The required output is a single number: how many lines of the material contain the string "word".

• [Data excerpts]
□ □ □ □ □

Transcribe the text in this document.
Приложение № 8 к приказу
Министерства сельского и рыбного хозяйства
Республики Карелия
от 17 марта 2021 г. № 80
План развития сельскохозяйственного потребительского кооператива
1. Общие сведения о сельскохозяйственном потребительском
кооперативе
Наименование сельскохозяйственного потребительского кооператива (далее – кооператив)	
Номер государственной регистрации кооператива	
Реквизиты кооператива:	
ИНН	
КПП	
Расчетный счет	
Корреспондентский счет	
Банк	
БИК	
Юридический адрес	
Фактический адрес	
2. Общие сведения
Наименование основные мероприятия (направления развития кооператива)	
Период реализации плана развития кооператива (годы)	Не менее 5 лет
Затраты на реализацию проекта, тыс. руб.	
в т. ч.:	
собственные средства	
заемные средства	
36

□ □ □ □ □

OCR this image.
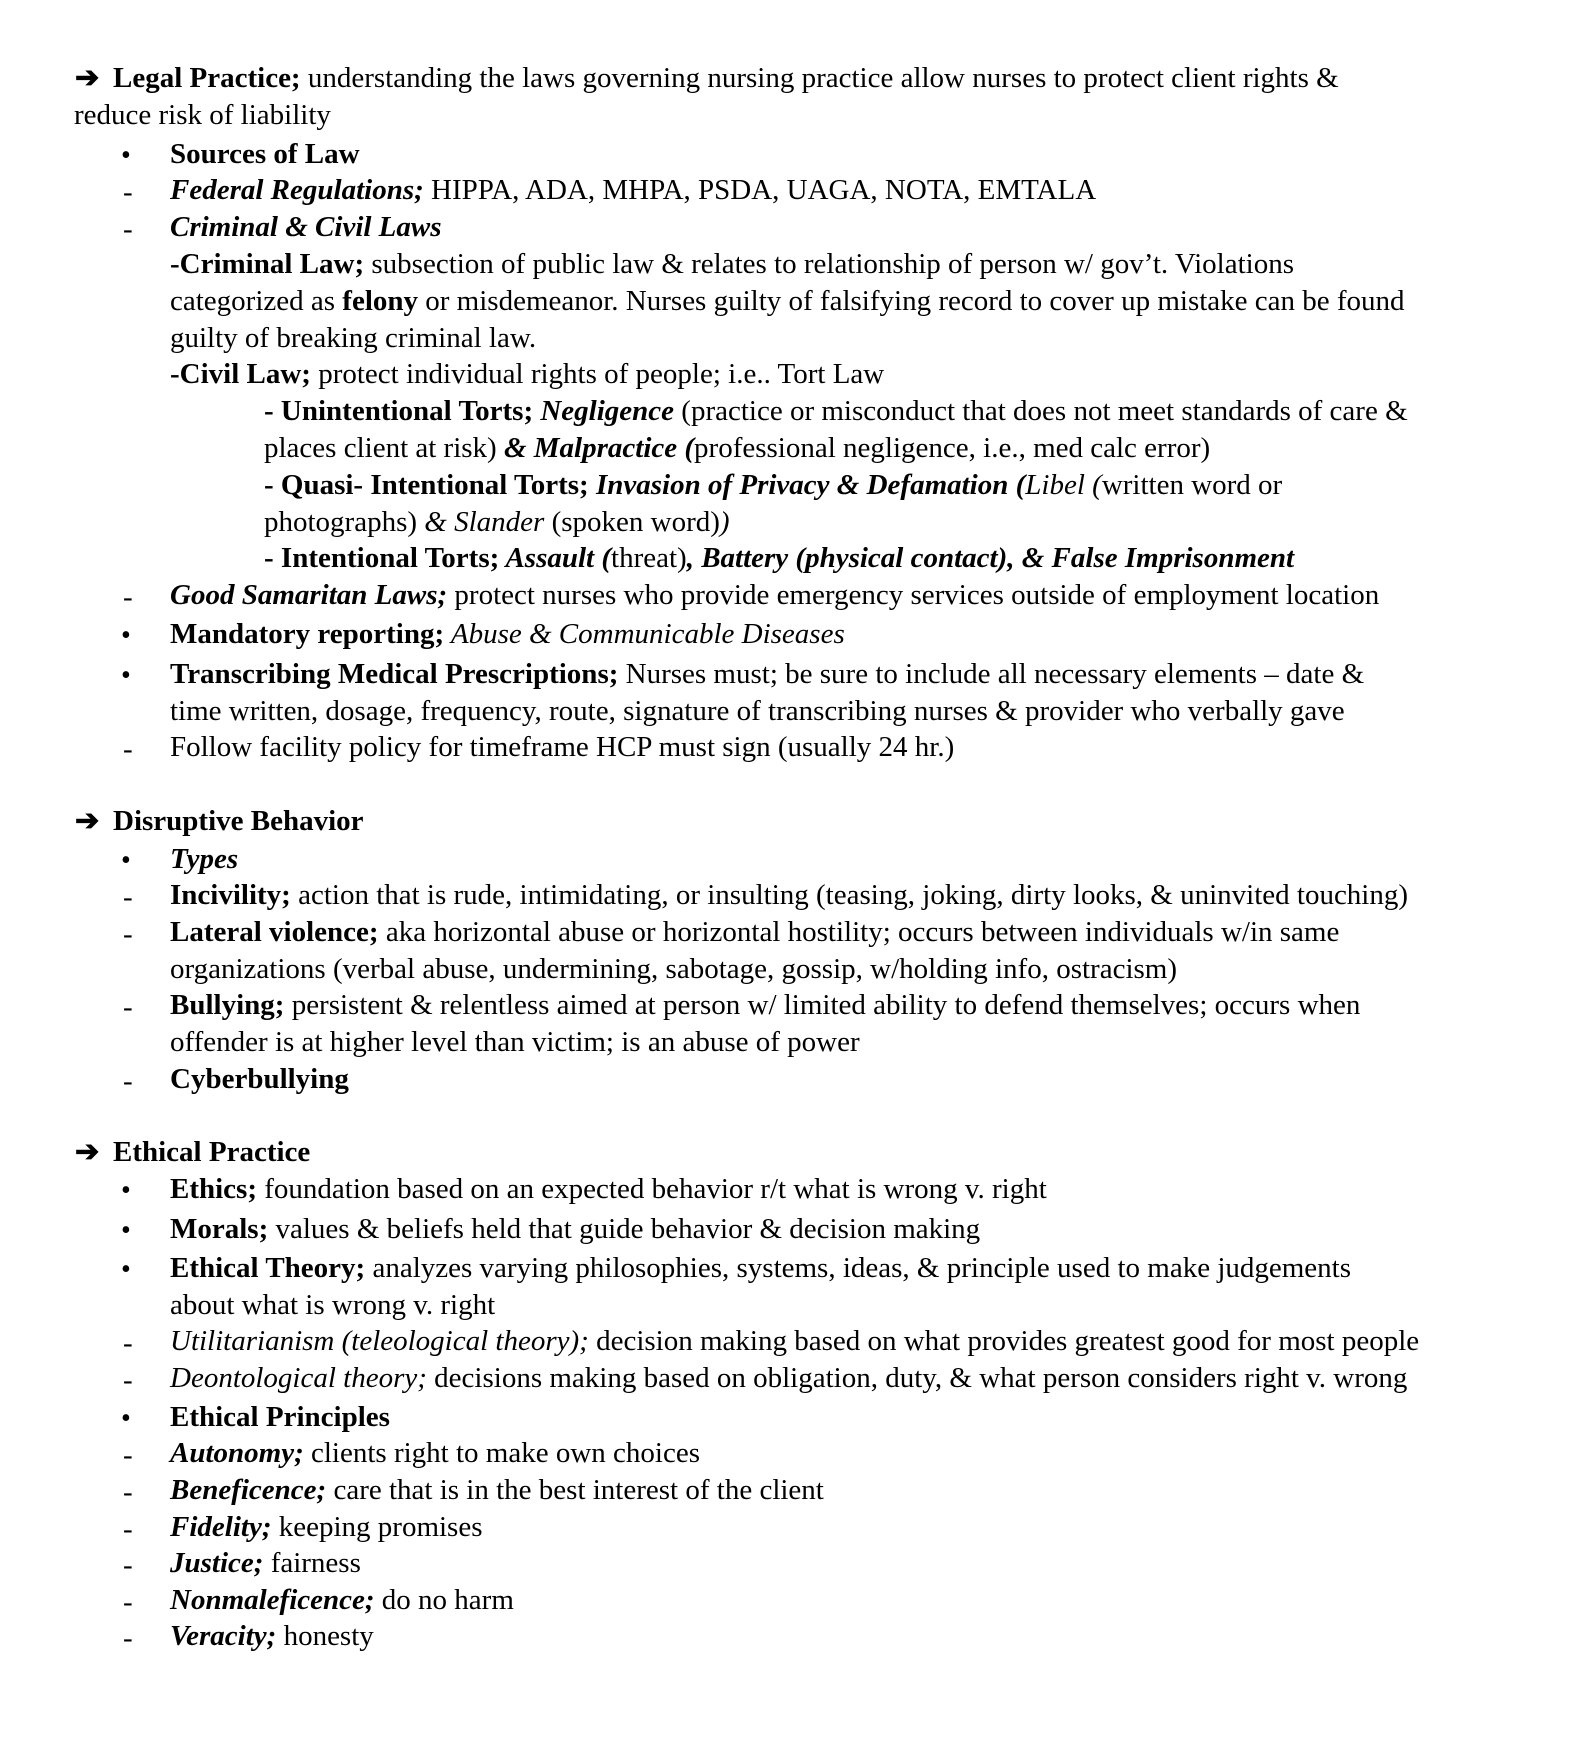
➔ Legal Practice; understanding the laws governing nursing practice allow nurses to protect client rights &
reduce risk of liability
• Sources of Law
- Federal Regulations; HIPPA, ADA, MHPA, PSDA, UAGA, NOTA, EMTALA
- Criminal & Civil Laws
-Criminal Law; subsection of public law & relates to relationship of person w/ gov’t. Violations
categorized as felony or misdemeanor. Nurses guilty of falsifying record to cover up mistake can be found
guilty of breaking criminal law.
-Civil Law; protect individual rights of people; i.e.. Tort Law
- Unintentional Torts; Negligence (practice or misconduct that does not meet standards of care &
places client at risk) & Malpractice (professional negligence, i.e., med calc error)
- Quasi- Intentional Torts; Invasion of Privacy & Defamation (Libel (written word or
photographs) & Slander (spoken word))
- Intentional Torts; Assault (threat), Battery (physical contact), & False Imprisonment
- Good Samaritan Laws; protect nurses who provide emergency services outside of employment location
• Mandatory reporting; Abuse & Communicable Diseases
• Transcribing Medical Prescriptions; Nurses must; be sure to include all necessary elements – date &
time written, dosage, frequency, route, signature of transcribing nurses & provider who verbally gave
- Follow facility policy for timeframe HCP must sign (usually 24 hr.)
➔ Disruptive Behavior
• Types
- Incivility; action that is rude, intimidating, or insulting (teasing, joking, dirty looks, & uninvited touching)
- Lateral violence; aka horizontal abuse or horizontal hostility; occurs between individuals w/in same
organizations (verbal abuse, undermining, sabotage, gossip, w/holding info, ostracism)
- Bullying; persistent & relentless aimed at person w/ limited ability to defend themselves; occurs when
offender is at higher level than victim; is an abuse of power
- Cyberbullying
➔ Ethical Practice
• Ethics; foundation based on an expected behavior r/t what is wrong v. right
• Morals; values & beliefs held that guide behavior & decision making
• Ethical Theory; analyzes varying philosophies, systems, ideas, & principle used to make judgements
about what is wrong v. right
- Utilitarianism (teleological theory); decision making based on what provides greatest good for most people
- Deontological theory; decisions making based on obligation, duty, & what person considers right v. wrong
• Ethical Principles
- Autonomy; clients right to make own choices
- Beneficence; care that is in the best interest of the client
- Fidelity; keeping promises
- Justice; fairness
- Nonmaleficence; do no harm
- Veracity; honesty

□ □ □ □ □

• [Finished answer] 2